Say how many lines contain the string "this". Give no other output.

-- Dataset extract start --

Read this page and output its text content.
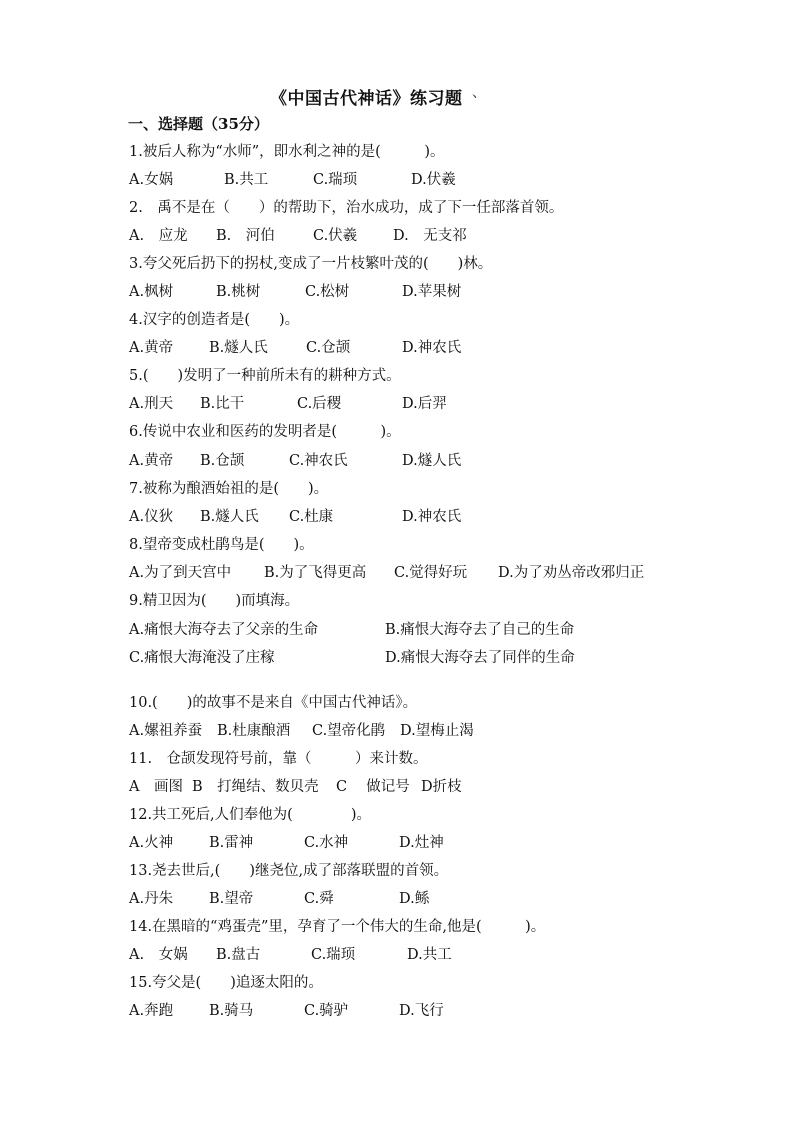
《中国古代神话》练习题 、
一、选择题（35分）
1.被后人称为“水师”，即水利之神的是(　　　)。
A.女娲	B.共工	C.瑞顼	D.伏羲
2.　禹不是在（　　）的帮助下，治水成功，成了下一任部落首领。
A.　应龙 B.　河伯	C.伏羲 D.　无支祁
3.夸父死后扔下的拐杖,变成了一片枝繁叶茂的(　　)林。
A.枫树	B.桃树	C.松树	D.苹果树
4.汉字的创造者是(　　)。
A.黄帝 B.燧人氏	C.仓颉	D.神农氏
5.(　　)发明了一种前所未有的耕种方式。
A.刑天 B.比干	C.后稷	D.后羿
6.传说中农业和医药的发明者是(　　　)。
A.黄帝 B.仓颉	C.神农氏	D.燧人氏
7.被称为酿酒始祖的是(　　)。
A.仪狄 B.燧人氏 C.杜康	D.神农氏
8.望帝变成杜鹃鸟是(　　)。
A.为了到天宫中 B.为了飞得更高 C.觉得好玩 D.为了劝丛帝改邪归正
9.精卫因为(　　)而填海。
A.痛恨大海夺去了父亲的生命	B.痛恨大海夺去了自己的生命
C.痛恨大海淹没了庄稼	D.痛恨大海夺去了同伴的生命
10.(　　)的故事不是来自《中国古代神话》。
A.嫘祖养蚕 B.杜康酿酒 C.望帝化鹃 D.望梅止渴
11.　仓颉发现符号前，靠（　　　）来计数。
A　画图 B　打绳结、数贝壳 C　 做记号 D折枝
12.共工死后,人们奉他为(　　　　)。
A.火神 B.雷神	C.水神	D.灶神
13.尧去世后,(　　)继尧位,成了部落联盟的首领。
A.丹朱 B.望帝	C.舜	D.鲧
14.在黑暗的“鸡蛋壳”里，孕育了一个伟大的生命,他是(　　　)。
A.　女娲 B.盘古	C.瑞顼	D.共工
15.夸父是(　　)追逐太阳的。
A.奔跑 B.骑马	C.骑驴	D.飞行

-- Dataset extract end --
-- Dataset extract start --

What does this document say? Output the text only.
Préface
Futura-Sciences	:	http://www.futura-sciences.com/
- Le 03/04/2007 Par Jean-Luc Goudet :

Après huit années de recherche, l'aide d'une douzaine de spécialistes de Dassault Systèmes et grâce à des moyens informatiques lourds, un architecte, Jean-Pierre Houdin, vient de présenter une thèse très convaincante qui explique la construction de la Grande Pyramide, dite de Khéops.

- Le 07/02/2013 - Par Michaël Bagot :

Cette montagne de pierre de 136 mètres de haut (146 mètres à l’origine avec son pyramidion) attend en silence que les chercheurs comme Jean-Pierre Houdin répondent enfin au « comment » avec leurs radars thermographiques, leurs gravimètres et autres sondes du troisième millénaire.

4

-- Dataset extract end --

**Output of the task:** 2